## MATERIAL
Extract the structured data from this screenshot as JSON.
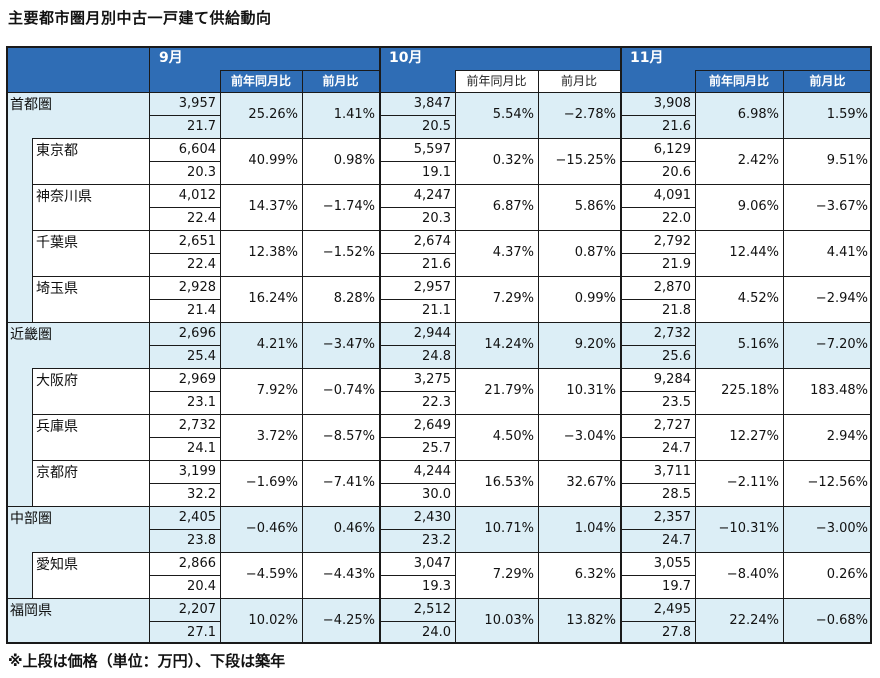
{
  "title": "主要都市圏月別中古一戸建て供給動向",
  "note": "※上段は価格（単位：万円）、下段は築年",
  "months": [
    "9月",
    "10月",
    "11月"
  ],
  "subheaders": [
    "前年同月比",
    "前月比"
  ],
  "rows": [
    {
      "name": "首都圏",
      "level": 0,
      "data": [
        [
          "3,957",
          "21.7",
          "25.26%",
          "1.41%"
        ],
        [
          "3,847",
          "20.5",
          "5.54%",
          "−2.78%"
        ],
        [
          "3,908",
          "21.6",
          "6.98%",
          "1.59%"
        ]
      ]
    },
    {
      "name": "東京都",
      "level": 1,
      "data": [
        [
          "6,604",
          "20.3",
          "40.99%",
          "0.98%"
        ],
        [
          "5,597",
          "19.1",
          "0.32%",
          "−15.25%"
        ],
        [
          "6,129",
          "20.6",
          "2.42%",
          "9.51%"
        ]
      ]
    },
    {
      "name": "神奈川県",
      "level": 1,
      "data": [
        [
          "4,012",
          "22.4",
          "14.37%",
          "−1.74%"
        ],
        [
          "4,247",
          "20.3",
          "6.87%",
          "5.86%"
        ],
        [
          "4,091",
          "22.0",
          "9.06%",
          "−3.67%"
        ]
      ]
    },
    {
      "name": "千葉県",
      "level": 1,
      "data": [
        [
          "2,651",
          "22.4",
          "12.38%",
          "−1.52%"
        ],
        [
          "2,674",
          "21.6",
          "4.37%",
          "0.87%"
        ],
        [
          "2,792",
          "21.9",
          "12.44%",
          "4.41%"
        ]
      ]
    },
    {
      "name": "埼玉県",
      "level": 1,
      "data": [
        [
          "2,928",
          "21.4",
          "16.24%",
          "8.28%"
        ],
        [
          "2,957",
          "21.1",
          "7.29%",
          "0.99%"
        ],
        [
          "2,870",
          "21.8",
          "4.52%",
          "−2.94%"
        ]
      ]
    },
    {
      "name": "近畿圏",
      "level": 0,
      "data": [
        [
          "2,696",
          "25.4",
          "4.21%",
          "−3.47%"
        ],
        [
          "2,944",
          "24.8",
          "14.24%",
          "9.20%"
        ],
        [
          "2,732",
          "25.6",
          "5.16%",
          "−7.20%"
        ]
      ]
    },
    {
      "name": "大阪府",
      "level": 1,
      "data": [
        [
          "2,969",
          "23.1",
          "7.92%",
          "−0.74%"
        ],
        [
          "3,275",
          "22.3",
          "21.79%",
          "10.31%"
        ],
        [
          "9,284",
          "23.5",
          "225.18%",
          "183.48%"
        ]
      ]
    },
    {
      "name": "兵庫県",
      "level": 1,
      "data": [
        [
          "2,732",
          "24.1",
          "3.72%",
          "−8.57%"
        ],
        [
          "2,649",
          "25.7",
          "4.50%",
          "−3.04%"
        ],
        [
          "2,727",
          "24.7",
          "12.27%",
          "2.94%"
        ]
      ]
    },
    {
      "name": "京都府",
      "level": 1,
      "data": [
        [
          "3,199",
          "32.2",
          "−1.69%",
          "−7.41%"
        ],
        [
          "4,244",
          "30.0",
          "16.53%",
          "32.67%"
        ],
        [
          "3,711",
          "28.5",
          "−2.11%",
          "−12.56%"
        ]
      ]
    },
    {
      "name": "中部圏",
      "level": 0,
      "data": [
        [
          "2,405",
          "23.8",
          "−0.46%",
          "0.46%"
        ],
        [
          "2,430",
          "23.2",
          "10.71%",
          "1.04%"
        ],
        [
          "2,357",
          "24.7",
          "−10.31%",
          "−3.00%"
        ]
      ]
    },
    {
      "name": "愛知県",
      "level": 1,
      "data": [
        [
          "2,866",
          "20.4",
          "−4.59%",
          "−4.43%"
        ],
        [
          "3,047",
          "19.3",
          "7.29%",
          "6.32%"
        ],
        [
          "3,055",
          "19.7",
          "−8.40%",
          "0.26%"
        ]
      ]
    },
    {
      "name": "福岡県",
      "level": 0,
      "data": [
        [
          "2,207",
          "27.1",
          "10.02%",
          "−4.25%"
        ],
        [
          "2,512",
          "24.0",
          "10.03%",
          "13.82%"
        ],
        [
          "2,495",
          "27.8",
          "22.24%",
          "−0.68%"
        ]
      ]
    }
  ]
}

## TASK INSTRUCTIONS
Transcribe each line above verbatim, with the pictures left out.

## TASK OUTPUT
Extract the structured data from this screenshot as JSON.
{
  "title": "主要都市圏月別中古一戸建て供給動向",
  "note": "※上段は価格（単位：万円）、下段は築年",
  "months": [
    "9月",
    "10月",
    "11月"
  ],
  "subheaders": [
    "前年同月比",
    "前月比"
  ],
  "rows": [
    {
      "name": "首都圏",
      "level": 0,
      "data": [
        [
          "3,957",
          "21.7",
          "25.26%",
          "1.41%"
        ],
        [
          "3,847",
          "20.5",
          "5.54%",
          "−2.78%"
        ],
        [
          "3,908",
          "21.6",
          "6.98%",
          "1.59%"
        ]
      ]
    },
    {
      "name": "東京都",
      "level": 1,
      "data": [
        [
          "6,604",
          "20.3",
          "40.99%",
          "0.98%"
        ],
        [
          "5,597",
          "19.1",
          "0.32%",
          "−15.25%"
        ],
        [
          "6,129",
          "20.6",
          "2.42%",
          "9.51%"
        ]
      ]
    },
    {
      "name": "神奈川県",
      "level": 1,
      "data": [
        [
          "4,012",
          "22.4",
          "14.37%",
          "−1.74%"
        ],
        [
          "4,247",
          "20.3",
          "6.87%",
          "5.86%"
        ],
        [
          "4,091",
          "22.0",
          "9.06%",
          "−3.67%"
        ]
      ]
    },
    {
      "name": "千葉県",
      "level": 1,
      "data": [
        [
          "2,651",
          "22.4",
          "12.38%",
          "−1.52%"
        ],
        [
          "2,674",
          "21.6",
          "4.37%",
          "0.87%"
        ],
        [
          "2,792",
          "21.9",
          "12.44%",
          "4.41%"
        ]
      ]
    },
    {
      "name": "埼玉県",
      "level": 1,
      "data": [
        [
          "2,928",
          "21.4",
          "16.24%",
          "8.28%"
        ],
        [
          "2,957",
          "21.1",
          "7.29%",
          "0.99%"
        ],
        [
          "2,870",
          "21.8",
          "4.52%",
          "−2.94%"
        ]
      ]
    },
    {
      "name": "近畿圏",
      "level": 0,
      "data": [
        [
          "2,696",
          "25.4",
          "4.21%",
          "−3.47%"
        ],
        [
          "2,944",
          "24.8",
          "14.24%",
          "9.20%"
        ],
        [
          "2,732",
          "25.6",
          "5.16%",
          "−7.20%"
        ]
      ]
    },
    {
      "name": "大阪府",
      "level": 1,
      "data": [
        [
          "2,969",
          "23.1",
          "7.92%",
          "−0.74%"
        ],
        [
          "3,275",
          "22.3",
          "21.79%",
          "10.31%"
        ],
        [
          "9,284",
          "23.5",
          "225.18%",
          "183.48%"
        ]
      ]
    },
    {
      "name": "兵庫県",
      "level": 1,
      "data": [
        [
          "2,732",
          "24.1",
          "3.72%",
          "−8.57%"
        ],
        [
          "2,649",
          "25.7",
          "4.50%",
          "−3.04%"
        ],
        [
          "2,727",
          "24.7",
          "12.27%",
          "2.94%"
        ]
      ]
    },
    {
      "name": "京都府",
      "level": 1,
      "data": [
        [
          "3,199",
          "32.2",
          "−1.69%",
          "−7.41%"
        ],
        [
          "4,244",
          "30.0",
          "16.53%",
          "32.67%"
        ],
        [
          "3,711",
          "28.5",
          "−2.11%",
          "−12.56%"
        ]
      ]
    },
    {
      "name": "中部圏",
      "level": 0,
      "data": [
        [
          "2,405",
          "23.8",
          "−0.46%",
          "0.46%"
        ],
        [
          "2,430",
          "23.2",
          "10.71%",
          "1.04%"
        ],
        [
          "2,357",
          "24.7",
          "−10.31%",
          "−3.00%"
        ]
      ]
    },
    {
      "name": "愛知県",
      "level": 1,
      "data": [
        [
          "2,866",
          "20.4",
          "−4.59%",
          "−4.43%"
        ],
        [
          "3,047",
          "19.3",
          "7.29%",
          "6.32%"
        ],
        [
          "3,055",
          "19.7",
          "−8.40%",
          "0.26%"
        ]
      ]
    },
    {
      "name": "福岡県",
      "level": 0,
      "data": [
        [
          "2,207",
          "27.1",
          "10.02%",
          "−4.25%"
        ],
        [
          "2,512",
          "24.0",
          "10.03%",
          "13.82%"
        ],
        [
          "2,495",
          "27.8",
          "22.24%",
          "−0.68%"
        ]
      ]
    }
  ]
}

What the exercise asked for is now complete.